• [INPUT ROWS]:
==================================================

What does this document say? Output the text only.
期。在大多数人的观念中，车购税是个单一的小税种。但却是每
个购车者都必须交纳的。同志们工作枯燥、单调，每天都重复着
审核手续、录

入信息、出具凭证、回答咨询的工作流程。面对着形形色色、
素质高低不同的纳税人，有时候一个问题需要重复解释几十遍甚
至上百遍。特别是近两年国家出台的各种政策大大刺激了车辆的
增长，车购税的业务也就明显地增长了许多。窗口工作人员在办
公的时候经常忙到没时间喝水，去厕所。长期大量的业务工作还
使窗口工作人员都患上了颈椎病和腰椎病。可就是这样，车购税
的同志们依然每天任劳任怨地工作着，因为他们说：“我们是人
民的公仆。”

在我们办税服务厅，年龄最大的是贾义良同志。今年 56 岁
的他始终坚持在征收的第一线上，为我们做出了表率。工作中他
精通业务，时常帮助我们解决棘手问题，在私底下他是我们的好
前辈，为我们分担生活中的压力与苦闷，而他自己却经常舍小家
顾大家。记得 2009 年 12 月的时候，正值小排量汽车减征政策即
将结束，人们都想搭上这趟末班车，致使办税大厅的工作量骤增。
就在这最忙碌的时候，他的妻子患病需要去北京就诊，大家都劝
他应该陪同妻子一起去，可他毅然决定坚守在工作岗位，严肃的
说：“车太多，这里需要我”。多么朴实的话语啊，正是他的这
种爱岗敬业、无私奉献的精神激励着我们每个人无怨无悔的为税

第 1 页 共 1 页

==================================================

• [OBJECTIVE]: Write out the entries above once more, without altering anything.

• [FULL SOLUTION]:
What does this document say? Output the text only.
期。在大多数人的观念中，车购税是个单一的小税种。但却是每
个购车者都必须交纳的。同志们工作枯燥、单调，每天都重复着
审核手续、录

入信息、出具凭证、回答咨询的工作流程。面对着形形色色、
素质高低不同的纳税人，有时候一个问题需要重复解释几十遍甚
至上百遍。特别是近两年国家出台的各种政策大大刺激了车辆的
增长，车购税的业务也就明显地增长了许多。窗口工作人员在办
公的时候经常忙到没时间喝水，去厕所。长期大量的业务工作还
使窗口工作人员都患上了颈椎病和腰椎病。可就是这样，车购税
的同志们依然每天任劳任怨地工作着，因为他们说：“我们是人
民的公仆。”

在我们办税服务厅，年龄最大的是贾义良同志。今年 56 岁
的他始终坚持在征收的第一线上，为我们做出了表率。工作中他
精通业务，时常帮助我们解决棘手问题，在私底下他是我们的好
前辈，为我们分担生活中的压力与苦闷，而他自己却经常舍小家
顾大家。记得 2009 年 12 月的时候，正值小排量汽车减征政策即
将结束，人们都想搭上这趟末班车，致使办税大厅的工作量骤增。
就在这最忙碌的时候，他的妻子患病需要去北京就诊，大家都劝
他应该陪同妻子一起去，可他毅然决定坚守在工作岗位，严肃的
说：“车太多，这里需要我”。多么朴实的话语啊，正是他的这
种爱岗敬业、无私奉献的精神激励着我们每个人无怨无悔的为税

第 1 页 共 1 页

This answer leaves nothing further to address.